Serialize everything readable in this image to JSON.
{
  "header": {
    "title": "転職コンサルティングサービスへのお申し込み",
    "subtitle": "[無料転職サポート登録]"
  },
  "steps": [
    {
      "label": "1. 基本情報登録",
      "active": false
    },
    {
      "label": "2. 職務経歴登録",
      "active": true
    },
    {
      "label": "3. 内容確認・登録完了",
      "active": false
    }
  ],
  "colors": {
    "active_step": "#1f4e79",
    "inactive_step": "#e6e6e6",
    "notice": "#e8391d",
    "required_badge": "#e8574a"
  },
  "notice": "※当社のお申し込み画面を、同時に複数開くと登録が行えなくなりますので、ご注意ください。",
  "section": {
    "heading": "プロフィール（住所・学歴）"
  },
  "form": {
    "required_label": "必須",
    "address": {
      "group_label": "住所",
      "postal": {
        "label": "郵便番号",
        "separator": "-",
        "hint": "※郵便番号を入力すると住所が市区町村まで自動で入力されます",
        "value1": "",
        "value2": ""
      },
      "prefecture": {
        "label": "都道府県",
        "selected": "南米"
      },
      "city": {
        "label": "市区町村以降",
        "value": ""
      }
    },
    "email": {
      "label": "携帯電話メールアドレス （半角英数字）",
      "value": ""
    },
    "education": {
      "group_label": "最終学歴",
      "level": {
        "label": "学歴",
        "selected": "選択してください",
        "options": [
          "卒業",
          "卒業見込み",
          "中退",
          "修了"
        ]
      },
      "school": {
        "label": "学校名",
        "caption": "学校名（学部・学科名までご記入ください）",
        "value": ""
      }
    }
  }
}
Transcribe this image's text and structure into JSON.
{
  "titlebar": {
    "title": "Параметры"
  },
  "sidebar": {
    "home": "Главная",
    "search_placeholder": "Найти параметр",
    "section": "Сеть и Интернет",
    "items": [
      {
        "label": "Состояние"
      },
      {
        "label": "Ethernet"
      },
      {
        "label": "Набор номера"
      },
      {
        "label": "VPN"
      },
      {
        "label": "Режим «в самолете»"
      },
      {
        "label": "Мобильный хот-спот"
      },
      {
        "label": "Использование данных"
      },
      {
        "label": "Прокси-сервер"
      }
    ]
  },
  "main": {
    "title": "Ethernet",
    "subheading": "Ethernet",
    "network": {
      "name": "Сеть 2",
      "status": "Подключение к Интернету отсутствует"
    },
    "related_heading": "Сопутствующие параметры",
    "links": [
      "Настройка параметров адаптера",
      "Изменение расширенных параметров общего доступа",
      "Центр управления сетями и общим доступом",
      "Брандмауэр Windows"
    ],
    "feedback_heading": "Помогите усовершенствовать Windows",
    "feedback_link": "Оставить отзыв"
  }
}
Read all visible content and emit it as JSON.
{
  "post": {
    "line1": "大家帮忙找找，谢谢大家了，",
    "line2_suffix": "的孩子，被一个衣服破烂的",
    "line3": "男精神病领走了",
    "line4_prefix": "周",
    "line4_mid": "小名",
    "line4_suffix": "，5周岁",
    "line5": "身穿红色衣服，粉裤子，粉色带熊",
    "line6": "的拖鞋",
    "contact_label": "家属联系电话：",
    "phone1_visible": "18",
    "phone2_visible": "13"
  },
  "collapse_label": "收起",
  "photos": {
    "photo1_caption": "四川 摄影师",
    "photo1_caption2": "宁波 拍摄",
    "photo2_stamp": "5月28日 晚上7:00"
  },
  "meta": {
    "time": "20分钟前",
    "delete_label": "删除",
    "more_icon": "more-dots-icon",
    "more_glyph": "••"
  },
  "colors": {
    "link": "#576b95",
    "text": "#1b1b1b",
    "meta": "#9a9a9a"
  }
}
════
Gather each line of the listing that holds the string "JSON".

Answer to the exercise =>
Serialize everything readable in this image to JSON.
Transcribe this image's text and structure into JSON.
Read all visible content and emit it as JSON.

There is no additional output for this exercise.